--- Begin Raw records ---

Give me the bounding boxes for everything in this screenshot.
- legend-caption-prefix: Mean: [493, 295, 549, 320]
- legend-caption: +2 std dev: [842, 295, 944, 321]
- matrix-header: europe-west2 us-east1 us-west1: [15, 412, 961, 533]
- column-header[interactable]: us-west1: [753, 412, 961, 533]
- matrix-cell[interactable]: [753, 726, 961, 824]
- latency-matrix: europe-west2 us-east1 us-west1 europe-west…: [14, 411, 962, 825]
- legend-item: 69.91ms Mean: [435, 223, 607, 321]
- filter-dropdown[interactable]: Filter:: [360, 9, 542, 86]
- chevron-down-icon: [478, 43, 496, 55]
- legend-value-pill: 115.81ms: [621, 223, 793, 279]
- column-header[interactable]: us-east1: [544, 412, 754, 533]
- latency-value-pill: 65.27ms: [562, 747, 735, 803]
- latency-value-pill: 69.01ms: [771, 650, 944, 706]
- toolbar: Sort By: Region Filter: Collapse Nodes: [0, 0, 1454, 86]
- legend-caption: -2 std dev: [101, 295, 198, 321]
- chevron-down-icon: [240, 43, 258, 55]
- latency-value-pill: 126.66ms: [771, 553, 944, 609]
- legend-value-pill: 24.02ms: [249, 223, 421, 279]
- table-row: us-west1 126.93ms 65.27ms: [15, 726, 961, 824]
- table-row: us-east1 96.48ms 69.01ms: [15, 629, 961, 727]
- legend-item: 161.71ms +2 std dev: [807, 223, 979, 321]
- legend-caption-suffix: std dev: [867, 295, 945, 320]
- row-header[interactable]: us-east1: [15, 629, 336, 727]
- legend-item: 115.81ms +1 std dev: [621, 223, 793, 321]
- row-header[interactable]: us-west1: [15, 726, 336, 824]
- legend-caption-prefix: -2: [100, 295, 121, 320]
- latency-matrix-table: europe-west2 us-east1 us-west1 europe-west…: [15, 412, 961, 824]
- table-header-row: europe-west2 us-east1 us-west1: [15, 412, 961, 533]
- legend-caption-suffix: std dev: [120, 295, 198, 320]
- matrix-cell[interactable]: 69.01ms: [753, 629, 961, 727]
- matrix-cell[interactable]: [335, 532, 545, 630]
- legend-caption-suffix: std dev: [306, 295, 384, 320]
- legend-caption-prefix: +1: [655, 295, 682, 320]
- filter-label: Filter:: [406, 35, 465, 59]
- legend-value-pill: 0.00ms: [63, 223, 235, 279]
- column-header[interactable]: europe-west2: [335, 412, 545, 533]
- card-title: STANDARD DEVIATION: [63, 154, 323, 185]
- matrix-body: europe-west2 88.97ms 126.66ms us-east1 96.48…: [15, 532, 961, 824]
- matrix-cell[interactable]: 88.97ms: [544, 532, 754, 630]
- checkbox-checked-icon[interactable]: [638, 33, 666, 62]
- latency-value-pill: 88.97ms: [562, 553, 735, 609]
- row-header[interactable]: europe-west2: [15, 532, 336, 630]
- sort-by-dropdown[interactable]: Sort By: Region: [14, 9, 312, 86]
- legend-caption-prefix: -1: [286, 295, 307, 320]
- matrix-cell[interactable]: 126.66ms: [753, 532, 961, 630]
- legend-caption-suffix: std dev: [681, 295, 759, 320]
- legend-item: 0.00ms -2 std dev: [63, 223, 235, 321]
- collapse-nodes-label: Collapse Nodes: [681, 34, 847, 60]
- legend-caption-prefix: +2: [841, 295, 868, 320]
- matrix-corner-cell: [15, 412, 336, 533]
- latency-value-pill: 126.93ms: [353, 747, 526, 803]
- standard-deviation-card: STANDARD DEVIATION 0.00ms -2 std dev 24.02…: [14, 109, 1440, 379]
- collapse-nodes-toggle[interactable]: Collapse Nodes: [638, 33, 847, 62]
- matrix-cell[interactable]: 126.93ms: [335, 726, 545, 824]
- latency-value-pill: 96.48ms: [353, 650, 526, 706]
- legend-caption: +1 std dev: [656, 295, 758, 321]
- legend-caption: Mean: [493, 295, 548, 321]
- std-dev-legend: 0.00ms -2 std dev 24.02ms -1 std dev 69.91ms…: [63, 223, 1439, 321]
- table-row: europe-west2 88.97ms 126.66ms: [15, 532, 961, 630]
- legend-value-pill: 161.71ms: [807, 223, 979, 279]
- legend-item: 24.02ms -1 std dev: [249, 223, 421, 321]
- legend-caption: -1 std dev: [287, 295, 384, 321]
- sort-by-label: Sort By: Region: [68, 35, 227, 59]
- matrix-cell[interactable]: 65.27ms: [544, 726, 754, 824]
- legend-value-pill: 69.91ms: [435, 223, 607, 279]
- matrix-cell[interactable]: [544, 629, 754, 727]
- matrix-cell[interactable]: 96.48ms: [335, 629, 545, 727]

--- End Raw records ---

■ **Work to be completed**:
Reproduce every line of the item above verbatim, with no changes.

■ **Output for this task**:
Give me the bounding boxes for everything in this screenshot.
- legend-caption-prefix: Mean: [493, 295, 549, 320]
- legend-caption: +2 std dev: [842, 295, 944, 321]
- matrix-header: europe-west2 us-east1 us-west1: [15, 412, 961, 533]
- column-header[interactable]: us-west1: [753, 412, 961, 533]
- matrix-cell[interactable]: [753, 726, 961, 824]
- latency-matrix: europe-west2 us-east1 us-west1 europe-west…: [14, 411, 962, 825]
- legend-item: 69.91ms Mean: [435, 223, 607, 321]
- filter-dropdown[interactable]: Filter:: [360, 9, 542, 86]
- chevron-down-icon: [478, 43, 496, 55]
- legend-value-pill: 115.81ms: [621, 223, 793, 279]
- column-header[interactable]: us-east1: [544, 412, 754, 533]
- latency-value-pill: 65.27ms: [562, 747, 735, 803]
- latency-value-pill: 69.01ms: [771, 650, 944, 706]
- toolbar: Sort By: Region Filter: Collapse Nodes: [0, 0, 1454, 86]
- legend-caption: -2 std dev: [101, 295, 198, 321]
- chevron-down-icon: [240, 43, 258, 55]
- latency-value-pill: 126.66ms: [771, 553, 944, 609]
- legend-value-pill: 24.02ms: [249, 223, 421, 279]
- table-row: us-west1 126.93ms 65.27ms: [15, 726, 961, 824]
- table-row: us-east1 96.48ms 69.01ms: [15, 629, 961, 727]
- legend-item: 161.71ms +2 std dev: [807, 223, 979, 321]
- legend-caption-suffix: std dev: [867, 295, 945, 320]
- row-header[interactable]: us-east1: [15, 629, 336, 727]
- legend-item: 115.81ms +1 std dev: [621, 223, 793, 321]
- row-header[interactable]: us-west1: [15, 726, 336, 824]
- legend-caption-prefix: -2: [100, 295, 121, 320]
- latency-matrix-table: europe-west2 us-east1 us-west1 europe-west…: [15, 412, 961, 824]
- table-header-row: europe-west2 us-east1 us-west1: [15, 412, 961, 533]
- legend-caption-suffix: std dev: [120, 295, 198, 320]
- matrix-cell[interactable]: 69.01ms: [753, 629, 961, 727]
- matrix-cell[interactable]: [335, 532, 545, 630]
- legend-caption-suffix: std dev: [306, 295, 384, 320]
- legend-caption-prefix: +1: [655, 295, 682, 320]
- filter-label: Filter:: [406, 35, 465, 59]
- legend-value-pill: 0.00ms: [63, 223, 235, 279]
- column-header[interactable]: europe-west2: [335, 412, 545, 533]
- card-title: STANDARD DEVIATION: [63, 154, 323, 185]
- matrix-body: europe-west2 88.97ms 126.66ms us-east1 96.48…: [15, 532, 961, 824]
- matrix-cell[interactable]: 88.97ms: [544, 532, 754, 630]
- checkbox-checked-icon[interactable]: [638, 33, 666, 62]
- latency-value-pill: 88.97ms: [562, 553, 735, 609]
- row-header[interactable]: europe-west2: [15, 532, 336, 630]
- sort-by-dropdown[interactable]: Sort By: Region: [14, 9, 312, 86]
- legend-caption-prefix: -1: [286, 295, 307, 320]
- matrix-cell[interactable]: 126.66ms: [753, 532, 961, 630]
- legend-caption-suffix: std dev: [681, 295, 759, 320]
- legend-item: 0.00ms -2 std dev: [63, 223, 235, 321]
- collapse-nodes-label: Collapse Nodes: [681, 34, 847, 60]
- legend-caption-prefix: +2: [841, 295, 868, 320]
- matrix-corner-cell: [15, 412, 336, 533]
- latency-value-pill: 126.93ms: [353, 747, 526, 803]
- standard-deviation-card: STANDARD DEVIATION 0.00ms -2 std dev 24.02…: [14, 109, 1440, 379]
- collapse-nodes-toggle[interactable]: Collapse Nodes: [638, 33, 847, 62]
- matrix-cell[interactable]: 126.93ms: [335, 726, 545, 824]
- latency-value-pill: 96.48ms: [353, 650, 526, 706]
- legend-caption: +1 std dev: [656, 295, 758, 321]
- legend-caption: Mean: [493, 295, 548, 321]
- std-dev-legend: 0.00ms -2 std dev 24.02ms -1 std dev 69.91ms…: [63, 223, 1439, 321]
- table-row: europe-west2 88.97ms 126.66ms: [15, 532, 961, 630]
- legend-value-pill: 161.71ms: [807, 223, 979, 279]
- legend-item: 24.02ms -1 std dev: [249, 223, 421, 321]
- legend-caption: -1 std dev: [287, 295, 384, 321]
- sort-by-label: Sort By: Region: [68, 35, 227, 59]
- matrix-cell[interactable]: 65.27ms: [544, 726, 754, 824]
- legend-value-pill: 69.91ms: [435, 223, 607, 279]
- matrix-cell[interactable]: [544, 629, 754, 727]
- matrix-cell[interactable]: 96.48ms: [335, 629, 545, 727]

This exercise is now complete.